## Assigned task:
Copies of all lines that contain "highlight" are needed; take them from the data below.

## Input:
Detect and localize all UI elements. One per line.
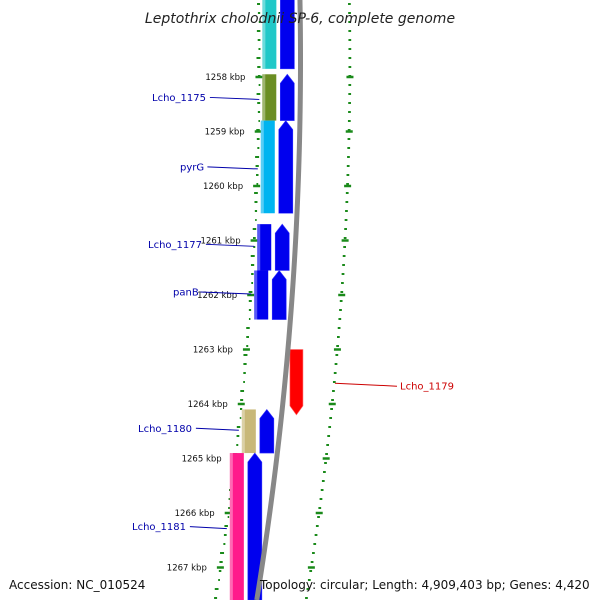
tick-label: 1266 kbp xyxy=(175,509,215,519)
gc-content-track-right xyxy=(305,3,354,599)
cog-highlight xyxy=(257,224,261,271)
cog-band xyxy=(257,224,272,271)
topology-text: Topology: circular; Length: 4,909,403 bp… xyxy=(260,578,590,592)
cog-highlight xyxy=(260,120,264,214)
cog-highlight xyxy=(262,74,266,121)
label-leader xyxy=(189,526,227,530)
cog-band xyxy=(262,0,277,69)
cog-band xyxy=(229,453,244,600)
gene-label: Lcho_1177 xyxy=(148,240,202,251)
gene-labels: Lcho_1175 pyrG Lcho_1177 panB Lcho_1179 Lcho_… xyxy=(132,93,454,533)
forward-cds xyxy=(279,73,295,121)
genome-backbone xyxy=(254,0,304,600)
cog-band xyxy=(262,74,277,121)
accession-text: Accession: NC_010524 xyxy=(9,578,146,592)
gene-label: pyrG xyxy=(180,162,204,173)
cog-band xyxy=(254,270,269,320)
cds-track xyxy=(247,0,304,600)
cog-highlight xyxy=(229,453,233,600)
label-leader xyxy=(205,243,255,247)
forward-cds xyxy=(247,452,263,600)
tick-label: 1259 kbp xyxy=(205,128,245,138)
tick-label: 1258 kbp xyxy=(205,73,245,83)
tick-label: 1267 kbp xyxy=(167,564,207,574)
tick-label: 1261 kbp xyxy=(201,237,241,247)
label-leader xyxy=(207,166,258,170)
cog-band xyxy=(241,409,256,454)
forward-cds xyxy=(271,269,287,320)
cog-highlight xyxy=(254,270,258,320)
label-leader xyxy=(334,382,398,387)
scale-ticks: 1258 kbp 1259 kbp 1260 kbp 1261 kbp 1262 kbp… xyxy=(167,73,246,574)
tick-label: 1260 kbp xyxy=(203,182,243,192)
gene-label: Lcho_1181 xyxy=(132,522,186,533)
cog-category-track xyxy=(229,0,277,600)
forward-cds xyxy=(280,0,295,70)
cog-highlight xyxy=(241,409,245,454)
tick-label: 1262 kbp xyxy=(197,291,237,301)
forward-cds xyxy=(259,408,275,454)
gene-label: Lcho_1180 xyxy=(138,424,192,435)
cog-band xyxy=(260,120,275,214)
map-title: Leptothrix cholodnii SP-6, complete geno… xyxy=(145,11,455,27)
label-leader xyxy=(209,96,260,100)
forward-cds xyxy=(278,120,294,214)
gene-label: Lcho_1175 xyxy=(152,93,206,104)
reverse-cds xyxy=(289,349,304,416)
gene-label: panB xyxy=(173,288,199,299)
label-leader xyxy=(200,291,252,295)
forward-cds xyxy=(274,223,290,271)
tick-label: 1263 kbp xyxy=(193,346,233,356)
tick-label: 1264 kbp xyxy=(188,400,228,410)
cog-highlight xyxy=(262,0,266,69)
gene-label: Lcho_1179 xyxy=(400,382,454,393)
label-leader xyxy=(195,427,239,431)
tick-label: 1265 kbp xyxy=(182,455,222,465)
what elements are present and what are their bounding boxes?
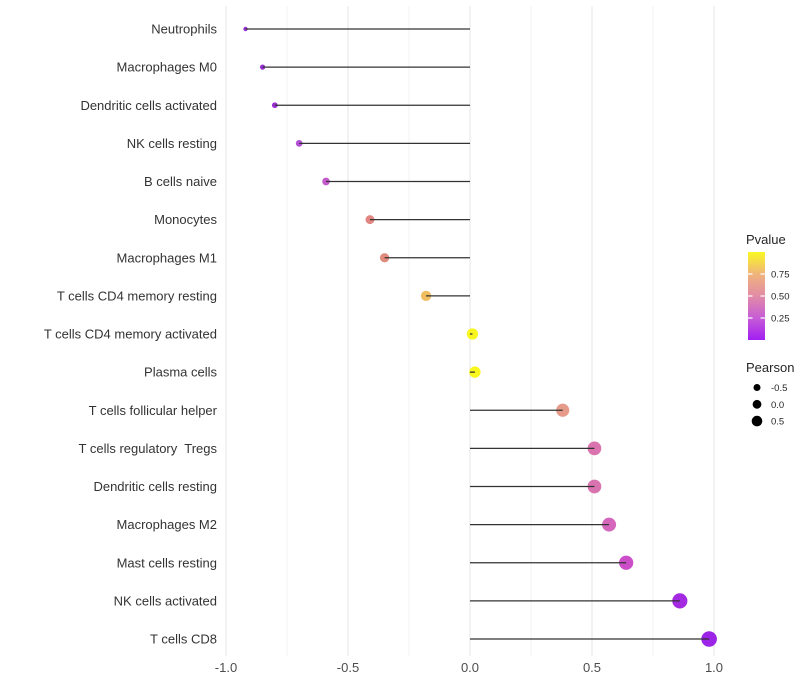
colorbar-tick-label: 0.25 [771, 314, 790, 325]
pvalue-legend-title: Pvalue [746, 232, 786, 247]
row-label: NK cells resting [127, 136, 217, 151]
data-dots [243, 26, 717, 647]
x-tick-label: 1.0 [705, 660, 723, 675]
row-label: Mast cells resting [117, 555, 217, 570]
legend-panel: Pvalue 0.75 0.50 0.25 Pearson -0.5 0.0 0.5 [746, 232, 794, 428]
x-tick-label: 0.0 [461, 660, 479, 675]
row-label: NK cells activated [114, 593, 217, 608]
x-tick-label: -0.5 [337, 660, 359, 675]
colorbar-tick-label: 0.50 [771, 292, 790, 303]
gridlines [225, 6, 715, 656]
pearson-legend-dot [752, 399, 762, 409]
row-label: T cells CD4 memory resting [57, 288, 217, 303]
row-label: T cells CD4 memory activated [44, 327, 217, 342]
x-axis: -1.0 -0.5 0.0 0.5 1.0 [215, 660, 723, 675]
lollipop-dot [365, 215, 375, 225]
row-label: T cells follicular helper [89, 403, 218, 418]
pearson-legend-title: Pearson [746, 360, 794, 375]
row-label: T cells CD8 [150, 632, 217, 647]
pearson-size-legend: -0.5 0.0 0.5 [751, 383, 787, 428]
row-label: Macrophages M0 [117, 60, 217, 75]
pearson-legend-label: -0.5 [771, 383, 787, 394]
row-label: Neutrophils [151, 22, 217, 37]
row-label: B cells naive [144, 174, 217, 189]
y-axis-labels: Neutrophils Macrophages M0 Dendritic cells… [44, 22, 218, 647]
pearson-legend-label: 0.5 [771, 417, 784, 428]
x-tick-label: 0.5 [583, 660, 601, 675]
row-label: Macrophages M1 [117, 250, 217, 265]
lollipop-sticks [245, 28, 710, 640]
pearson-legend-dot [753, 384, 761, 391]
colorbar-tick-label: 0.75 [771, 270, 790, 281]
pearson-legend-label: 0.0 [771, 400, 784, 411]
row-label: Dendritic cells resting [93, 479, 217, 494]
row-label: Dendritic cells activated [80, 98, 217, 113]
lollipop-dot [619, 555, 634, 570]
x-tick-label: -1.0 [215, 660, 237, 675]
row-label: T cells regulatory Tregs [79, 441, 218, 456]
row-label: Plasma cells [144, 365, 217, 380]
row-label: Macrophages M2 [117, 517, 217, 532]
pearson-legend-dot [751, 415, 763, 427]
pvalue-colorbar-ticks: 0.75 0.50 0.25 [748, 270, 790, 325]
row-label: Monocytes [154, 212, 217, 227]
...
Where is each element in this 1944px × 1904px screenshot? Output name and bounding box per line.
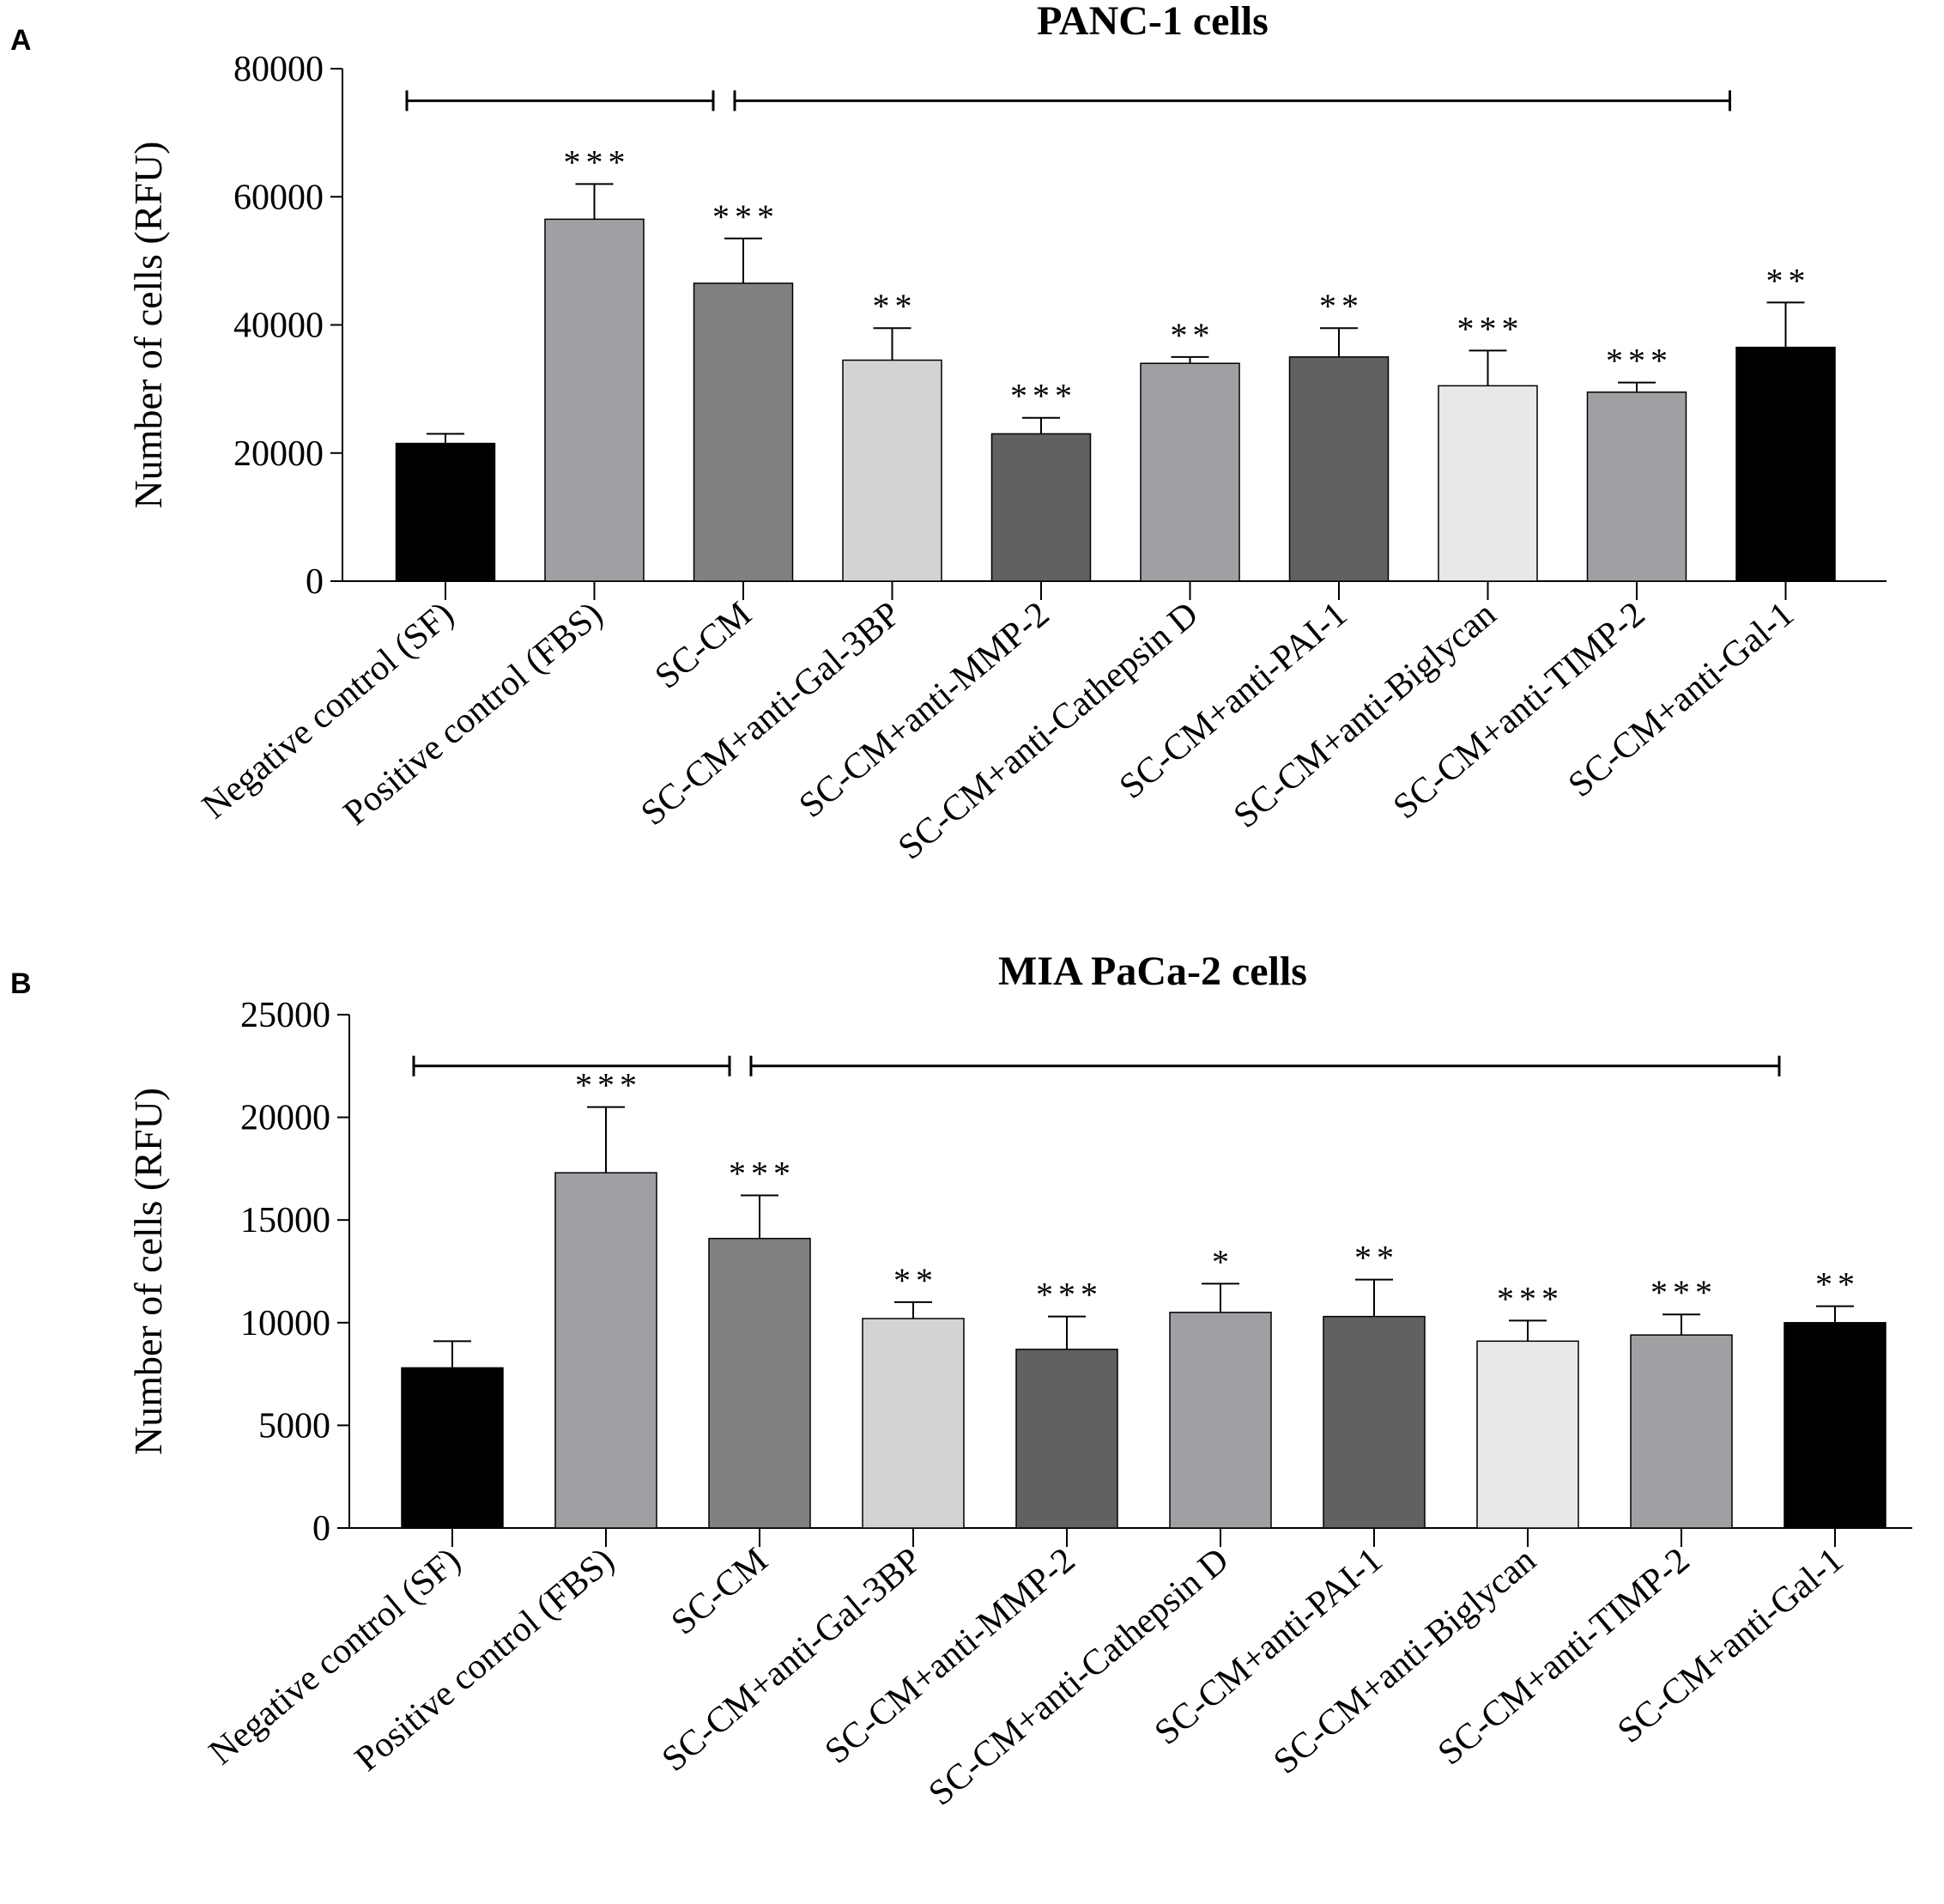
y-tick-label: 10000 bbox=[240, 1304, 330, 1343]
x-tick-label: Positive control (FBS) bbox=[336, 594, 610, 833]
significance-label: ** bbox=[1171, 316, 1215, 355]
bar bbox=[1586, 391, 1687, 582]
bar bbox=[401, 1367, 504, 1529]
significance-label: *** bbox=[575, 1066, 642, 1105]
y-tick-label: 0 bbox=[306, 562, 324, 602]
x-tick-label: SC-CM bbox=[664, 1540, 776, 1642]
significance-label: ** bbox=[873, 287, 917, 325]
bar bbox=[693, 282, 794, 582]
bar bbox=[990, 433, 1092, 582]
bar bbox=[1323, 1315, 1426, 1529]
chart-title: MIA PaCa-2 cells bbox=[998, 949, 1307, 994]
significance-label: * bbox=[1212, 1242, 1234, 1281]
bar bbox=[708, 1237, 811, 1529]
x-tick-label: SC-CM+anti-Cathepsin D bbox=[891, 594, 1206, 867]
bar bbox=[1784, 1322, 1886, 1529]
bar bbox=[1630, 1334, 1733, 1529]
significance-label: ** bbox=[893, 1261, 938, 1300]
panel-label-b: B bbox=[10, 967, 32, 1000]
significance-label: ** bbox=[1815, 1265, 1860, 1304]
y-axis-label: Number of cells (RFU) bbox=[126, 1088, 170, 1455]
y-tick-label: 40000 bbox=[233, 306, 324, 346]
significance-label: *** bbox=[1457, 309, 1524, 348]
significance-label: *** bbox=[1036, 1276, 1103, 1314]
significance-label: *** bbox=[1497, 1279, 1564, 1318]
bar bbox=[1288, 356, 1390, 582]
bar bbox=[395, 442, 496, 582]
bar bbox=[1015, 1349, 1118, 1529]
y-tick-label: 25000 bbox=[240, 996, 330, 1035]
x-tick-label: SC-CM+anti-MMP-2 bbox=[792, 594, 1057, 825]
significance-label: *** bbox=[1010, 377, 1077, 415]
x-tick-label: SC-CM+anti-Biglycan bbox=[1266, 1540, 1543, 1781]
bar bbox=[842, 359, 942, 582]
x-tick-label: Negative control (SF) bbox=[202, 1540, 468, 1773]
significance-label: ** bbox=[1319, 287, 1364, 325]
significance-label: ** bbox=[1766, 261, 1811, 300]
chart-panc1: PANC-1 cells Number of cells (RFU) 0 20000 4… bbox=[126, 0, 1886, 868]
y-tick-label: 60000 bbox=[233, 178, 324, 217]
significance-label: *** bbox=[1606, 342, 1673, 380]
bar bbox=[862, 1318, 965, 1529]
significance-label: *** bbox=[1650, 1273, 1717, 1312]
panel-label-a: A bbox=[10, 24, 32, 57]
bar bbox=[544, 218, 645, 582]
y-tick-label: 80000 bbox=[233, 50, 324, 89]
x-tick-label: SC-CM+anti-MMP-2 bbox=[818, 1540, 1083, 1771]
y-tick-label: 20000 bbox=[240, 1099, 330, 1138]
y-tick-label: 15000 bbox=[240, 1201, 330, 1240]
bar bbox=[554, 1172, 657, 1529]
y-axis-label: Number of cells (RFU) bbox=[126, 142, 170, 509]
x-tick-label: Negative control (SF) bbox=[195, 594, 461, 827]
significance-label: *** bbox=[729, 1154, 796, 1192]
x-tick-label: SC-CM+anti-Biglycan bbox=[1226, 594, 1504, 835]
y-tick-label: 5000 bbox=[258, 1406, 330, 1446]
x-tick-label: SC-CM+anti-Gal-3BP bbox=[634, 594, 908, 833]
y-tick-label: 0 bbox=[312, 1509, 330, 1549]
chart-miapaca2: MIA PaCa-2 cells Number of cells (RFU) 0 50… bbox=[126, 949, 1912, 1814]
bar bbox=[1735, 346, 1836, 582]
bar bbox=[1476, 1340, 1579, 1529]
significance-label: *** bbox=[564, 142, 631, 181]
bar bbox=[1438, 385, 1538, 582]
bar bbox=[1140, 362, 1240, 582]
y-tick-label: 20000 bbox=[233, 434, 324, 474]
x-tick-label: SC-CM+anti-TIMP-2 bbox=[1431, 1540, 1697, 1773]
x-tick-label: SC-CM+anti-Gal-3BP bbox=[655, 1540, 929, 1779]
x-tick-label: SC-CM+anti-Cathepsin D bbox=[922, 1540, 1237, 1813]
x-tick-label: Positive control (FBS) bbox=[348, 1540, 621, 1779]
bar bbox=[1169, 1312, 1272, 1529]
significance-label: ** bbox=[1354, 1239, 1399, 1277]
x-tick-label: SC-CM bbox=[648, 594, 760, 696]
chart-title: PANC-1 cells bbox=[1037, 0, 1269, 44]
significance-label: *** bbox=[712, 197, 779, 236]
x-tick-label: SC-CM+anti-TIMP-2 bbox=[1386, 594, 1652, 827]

## The completed task:
cog-highlight xyxy=(257,224,261,271)
cog-highlight xyxy=(260,120,264,214)
cog-highlight xyxy=(262,74,266,121)
cog-highlight xyxy=(229,453,233,600)
cog-highlight xyxy=(254,270,258,320)
cog-highlight xyxy=(241,409,245,454)
cog-highlight xyxy=(262,0,266,69)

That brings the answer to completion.